» SET PROBLEM: Output every entry exactly as written, skipping any pictures.

(Recorded data)
==================================================

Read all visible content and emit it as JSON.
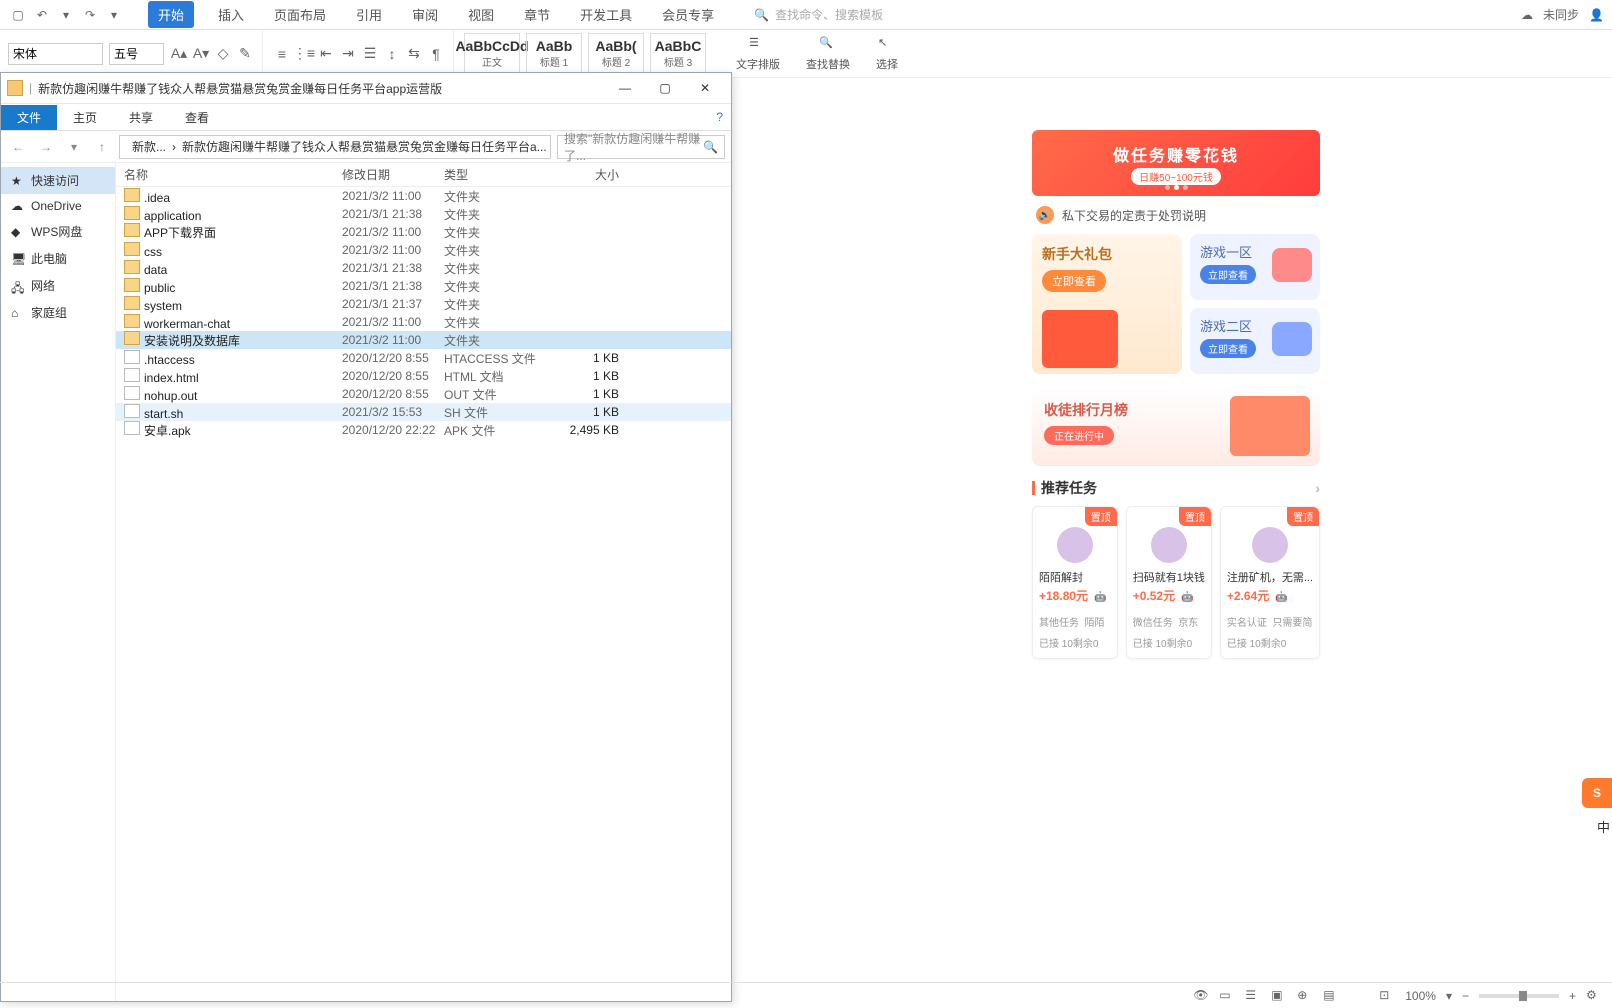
{
  "ribbon": {
    "tabs": [
      "开始",
      "插入",
      "页面布局",
      "引用",
      "审阅",
      "视图",
      "章节",
      "开发工具",
      "会员专享"
    ],
    "active_tab": "开始",
    "search_placeholder": "查找命令、搜索模板",
    "sync_label": "未同步",
    "font_name": "宋体",
    "font_size": "五号",
    "styles": [
      {
        "sample": "AaBbCcDd",
        "label": "正文"
      },
      {
        "sample": "AaBb",
        "label": "标题 1"
      },
      {
        "sample": "AaBb(",
        "label": "标题 2"
      },
      {
        "sample": "AaBbC",
        "label": "标题 3"
      }
    ],
    "side_buttons": [
      "文字排版",
      "查找替换",
      "选择"
    ]
  },
  "explorer": {
    "title": "新款仿趣闲赚牛帮赚了钱众人帮悬赏猫悬赏兔赏金赚每日任务平台app运营版",
    "tabs": [
      "文件",
      "主页",
      "共享",
      "查看"
    ],
    "breadcrumb": [
      "新款...",
      "新款仿趣闲赚牛帮赚了钱众人帮悬赏猫悬赏兔赏金赚每日任务平台a..."
    ],
    "search_placeholder": "搜索\"新款仿趣闲赚牛帮赚了...",
    "sidebar": [
      "快速访问",
      "OneDrive",
      "WPS网盘",
      "此电脑",
      "网络",
      "家庭组"
    ],
    "sidebar_active": "快速访问",
    "columns": [
      "名称",
      "修改日期",
      "类型",
      "大小"
    ],
    "files": [
      {
        "icon": "folder",
        "name": ".idea",
        "date": "2021/3/2 11:00",
        "type": "文件夹",
        "size": ""
      },
      {
        "icon": "folder",
        "name": "application",
        "date": "2021/3/1 21:38",
        "type": "文件夹",
        "size": ""
      },
      {
        "icon": "folder",
        "name": "APP下载界面",
        "date": "2021/3/2 11:00",
        "type": "文件夹",
        "size": ""
      },
      {
        "icon": "folder",
        "name": "css",
        "date": "2021/3/2 11:00",
        "type": "文件夹",
        "size": ""
      },
      {
        "icon": "folder",
        "name": "data",
        "date": "2021/3/1 21:38",
        "type": "文件夹",
        "size": ""
      },
      {
        "icon": "folder",
        "name": "public",
        "date": "2021/3/1 21:38",
        "type": "文件夹",
        "size": ""
      },
      {
        "icon": "folder",
        "name": "system",
        "date": "2021/3/1 21:37",
        "type": "文件夹",
        "size": ""
      },
      {
        "icon": "folder",
        "name": "workerman-chat",
        "date": "2021/3/2 11:00",
        "type": "文件夹",
        "size": ""
      },
      {
        "icon": "folder",
        "name": "安装说明及数据库",
        "date": "2021/3/2 11:00",
        "type": "文件夹",
        "size": "",
        "selected": true
      },
      {
        "icon": "file",
        "name": ".htaccess",
        "date": "2020/12/20 8:55",
        "type": "HTACCESS 文件",
        "size": "1 KB"
      },
      {
        "icon": "file",
        "name": "index.html",
        "date": "2020/12/20 8:55",
        "type": "HTML 文档",
        "size": "1 KB"
      },
      {
        "icon": "file",
        "name": "nohup.out",
        "date": "2020/12/20 8:55",
        "type": "OUT 文件",
        "size": "1 KB"
      },
      {
        "icon": "file",
        "name": "start.sh",
        "date": "2021/3/2 15:53",
        "type": "SH 文件",
        "size": "1 KB",
        "hover": true
      },
      {
        "icon": "file",
        "name": "安卓.apk",
        "date": "2020/12/20 22:22",
        "type": "APK 文件",
        "size": "2,495 KB"
      }
    ]
  },
  "phone": {
    "banner_title": "做任务赚零花钱",
    "banner_sub": "日赚50~100元钱",
    "notice": "私下交易的定责于处罚说明",
    "gift_title": "新手大礼包",
    "gift_btn": "立即查看",
    "zone1": {
      "title": "游戏一区",
      "btn": "立即查看"
    },
    "zone2": {
      "title": "游戏二区",
      "btn": "立即查看"
    },
    "rank_title": "收徒排行月榜",
    "rank_btn": "正在进行中",
    "section": "推荐任务",
    "tasks": [
      {
        "badge": "置顶",
        "title": "陌陌解封",
        "price": "+18.80元",
        "cat": "其他任务",
        "tag": "陌陌",
        "stat": "已接 10剩余0"
      },
      {
        "badge": "置顶",
        "title": "扫码就有1块钱",
        "price": "+0.52元",
        "cat": "微信任务",
        "tag": "京东",
        "stat": "已接 10剩余0"
      },
      {
        "badge": "置顶",
        "title": "注册矿机，无需...",
        "price": "+2.64元",
        "cat": "实名认证",
        "tag": "只需要简",
        "stat": "已接 10剩余0"
      }
    ]
  },
  "statusbar": {
    "zoom": "100%"
  },
  "sogou": {
    "letter": "S",
    "text": "中"
  }
}
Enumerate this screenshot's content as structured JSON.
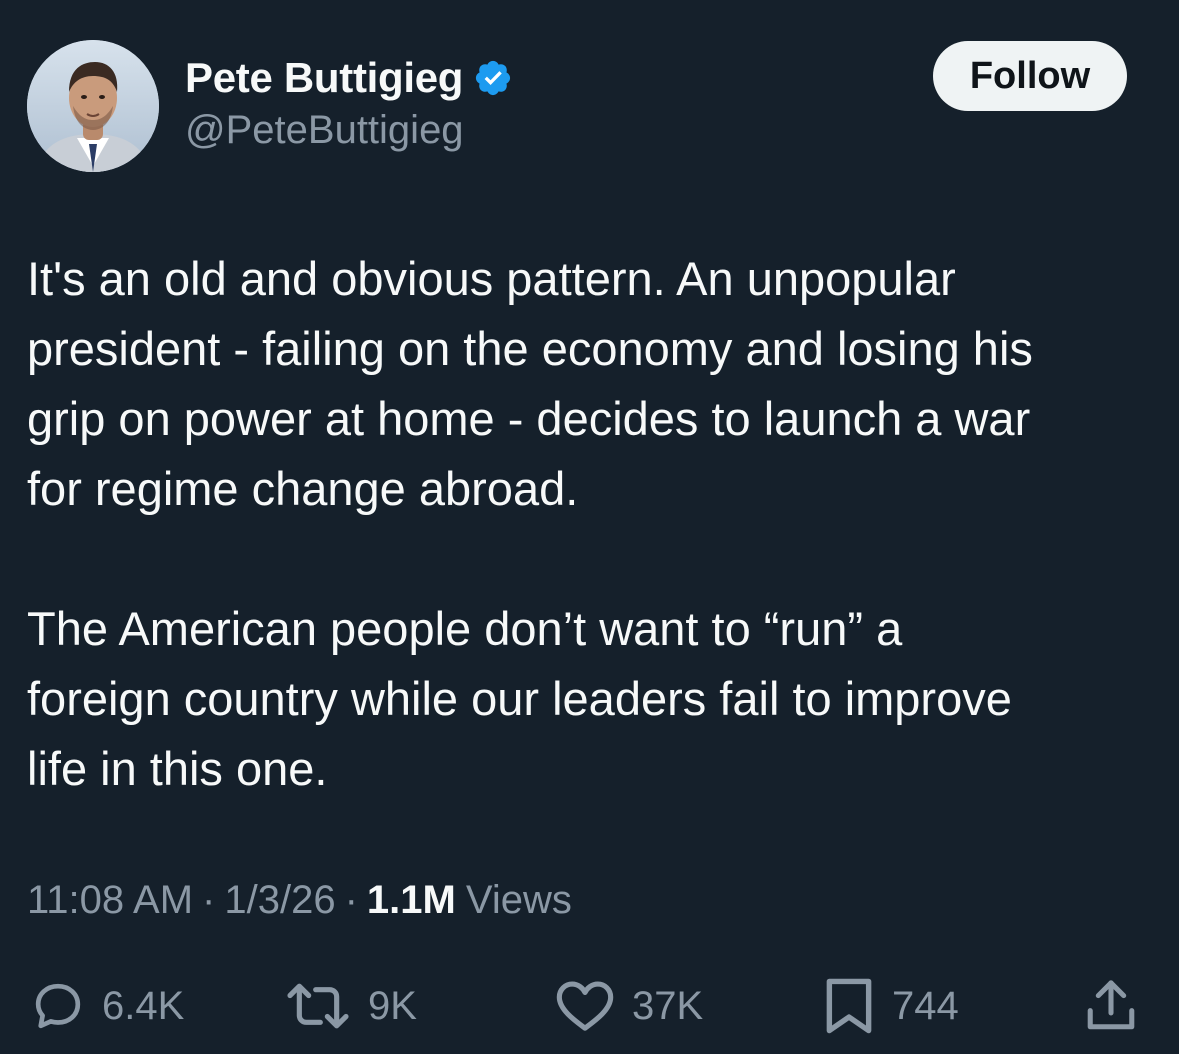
{
  "author": {
    "display_name": "Pete Buttigieg",
    "handle": "@PeteButtigieg",
    "verified": true
  },
  "follow_label": "Follow",
  "tweet": {
    "paragraphs": [
      "It's an old and obvious pattern. An unpopular\npresident - failing on the economy and losing his\ngrip on power at home - decides to launch a war\nfor regime change abroad.",
      "The American people don’t want to “run” a\nforeign country while our leaders fail to improve\nlife in this one."
    ]
  },
  "meta": {
    "time": "11:08 AM",
    "separator": "·",
    "date": "1/3/26",
    "views_count": "1.1M",
    "views_label": "Views"
  },
  "actions": {
    "replies": "6.4K",
    "reposts": "9K",
    "likes": "37K",
    "bookmarks": "744"
  },
  "colors": {
    "background": "#15202b",
    "text": "#f7f9f9",
    "secondary": "#8b98a5",
    "verified": "#1d9bf0",
    "follow_bg": "#eff3f4"
  },
  "icons": {
    "reply": "speech-bubble-icon",
    "repost": "repost-arrows-icon",
    "like": "heart-icon",
    "bookmark": "bookmark-icon",
    "share": "share-upload-icon",
    "verified": "verified-badge-icon"
  }
}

==================================================

» FINAL ANSWER:
Read all visible content and emit it as JSON.
{
  "ribbon": {
    "tabs": [
      "开始",
      "插入",
      "页面布局",
      "引用",
      "审阅",
      "视图",
      "章节",
      "开发工具",
      "会员专享"
    ],
    "active_tab": "开始",
    "search_placeholder": "查找命令、搜索模板",
    "sync_label": "未同步",
    "font_name": "宋体",
    "font_size": "五号",
    "styles": [
      {
        "sample": "AaBbCcDd",
        "label": "正文"
      },
      {
        "sample": "AaBb",
        "label": "标题 1"
      },
      {
        "sample": "AaBb(",
        "label": "标题 2"
      },
      {
        "sample": "AaBbC",
        "label": "标题 3"
      }
    ],
    "side_buttons": [
      "文字排版",
      "查找替换",
      "选择"
    ]
  },
  "explorer": {
    "title": "新款仿趣闲赚牛帮赚了钱众人帮悬赏猫悬赏兔赏金赚每日任务平台app运营版",
    "tabs": [
      "文件",
      "主页",
      "共享",
      "查看"
    ],
    "breadcrumb": [
      "新款...",
      "新款仿趣闲赚牛帮赚了钱众人帮悬赏猫悬赏兔赏金赚每日任务平台a..."
    ],
    "search_placeholder": "搜索\"新款仿趣闲赚牛帮赚了...",
    "sidebar": [
      "快速访问",
      "OneDrive",
      "WPS网盘",
      "此电脑",
      "网络",
      "家庭组"
    ],
    "sidebar_active": "快速访问",
    "columns": [
      "名称",
      "修改日期",
      "类型",
      "大小"
    ],
    "files": [
      {
        "icon": "folder",
        "name": ".idea",
        "date": "2021/3/2 11:00",
        "type": "文件夹",
        "size": ""
      },
      {
        "icon": "folder",
        "name": "application",
        "date": "2021/3/1 21:38",
        "type": "文件夹",
        "size": ""
      },
      {
        "icon": "folder",
        "name": "APP下载界面",
        "date": "2021/3/2 11:00",
        "type": "文件夹",
        "size": ""
      },
      {
        "icon": "folder",
        "name": "css",
        "date": "2021/3/2 11:00",
        "type": "文件夹",
        "size": ""
      },
      {
        "icon": "folder",
        "name": "data",
        "date": "2021/3/1 21:38",
        "type": "文件夹",
        "size": ""
      },
      {
        "icon": "folder",
        "name": "public",
        "date": "2021/3/1 21:38",
        "type": "文件夹",
        "size": ""
      },
      {
        "icon": "folder",
        "name": "system",
        "date": "2021/3/1 21:37",
        "type": "文件夹",
        "size": ""
      },
      {
        "icon": "folder",
        "name": "workerman-chat",
        "date": "2021/3/2 11:00",
        "type": "文件夹",
        "size": ""
      },
      {
        "icon": "folder",
        "name": "安装说明及数据库",
        "date": "2021/3/2 11:00",
        "type": "文件夹",
        "size": "",
        "selected": true
      },
      {
        "icon": "file",
        "name": ".htaccess",
        "date": "2020/12/20 8:55",
        "type": "HTACCESS 文件",
        "size": "1 KB"
      },
      {
        "icon": "file",
        "name": "index.html",
        "date": "2020/12/20 8:55",
        "type": "HTML 文档",
        "size": "1 KB"
      },
      {
        "icon": "file",
        "name": "nohup.out",
        "date": "2020/12/20 8:55",
        "type": "OUT 文件",
        "size": "1 KB"
      },
      {
        "icon": "file",
        "name": "start.sh",
        "date": "2021/3/2 15:53",
        "type": "SH 文件",
        "size": "1 KB",
        "hover": true
      },
      {
        "icon": "file",
        "name": "安卓.apk",
        "date": "2020/12/20 22:22",
        "type": "APK 文件",
        "size": "2,495 KB"
      }
    ]
  },
  "phone": {
    "banner_title": "做任务赚零花钱",
    "banner_sub": "日赚50~100元钱",
    "notice": "私下交易的定责于处罚说明",
    "gift_title": "新手大礼包",
    "gift_btn": "立即查看",
    "zone1": {
      "title": "游戏一区",
      "btn": "立即查看"
    },
    "zone2": {
      "title": "游戏二区",
      "btn": "立即查看"
    },
    "rank_title": "收徒排行月榜",
    "rank_btn": "正在进行中",
    "section": "推荐任务",
    "tasks": [
      {
        "badge": "置顶",
        "title": "陌陌解封",
        "price": "+18.80元",
        "cat": "其他任务",
        "tag": "陌陌",
        "stat": "已接 10剩余0"
      },
      {
        "badge": "置顶",
        "title": "扫码就有1块钱",
        "price": "+0.52元",
        "cat": "微信任务",
        "tag": "京东",
        "stat": "已接 10剩余0"
      },
      {
        "badge": "置顶",
        "title": "注册矿机，无需...",
        "price": "+2.64元",
        "cat": "实名认证",
        "tag": "只需要简",
        "stat": "已接 10剩余0"
      }
    ]
  },
  "statusbar": {
    "zoom": "100%"
  },
  "sogou": {
    "letter": "S",
    "text": "中"
  }
}
Enumerate this screenshot's content as structured JSON.
{
  "author": {
    "display_name": "Pete Buttigieg",
    "handle": "@PeteButtigieg",
    "verified": true
  },
  "follow_label": "Follow",
  "tweet": {
    "paragraphs": [
      "It's an old and obvious pattern. An unpopular\npresident - failing on the economy and losing his\ngrip on power at home - decides to launch a war\nfor regime change abroad.",
      "The American people don’t want to “run” a\nforeign country while our leaders fail to improve\nlife in this one."
    ]
  },
  "meta": {
    "time": "11:08 AM",
    "separator": "·",
    "date": "1/3/26",
    "views_count": "1.1M",
    "views_label": "Views"
  },
  "actions": {
    "replies": "6.4K",
    "reposts": "9K",
    "likes": "37K",
    "bookmarks": "744"
  },
  "colors": {
    "background": "#15202b",
    "text": "#f7f9f9",
    "secondary": "#8b98a5",
    "verified": "#1d9bf0",
    "follow_bg": "#eff3f4"
  },
  "icons": {
    "reply": "speech-bubble-icon",
    "repost": "repost-arrows-icon",
    "like": "heart-icon",
    "bookmark": "bookmark-icon",
    "share": "share-upload-icon",
    "verified": "verified-badge-icon"
  }
}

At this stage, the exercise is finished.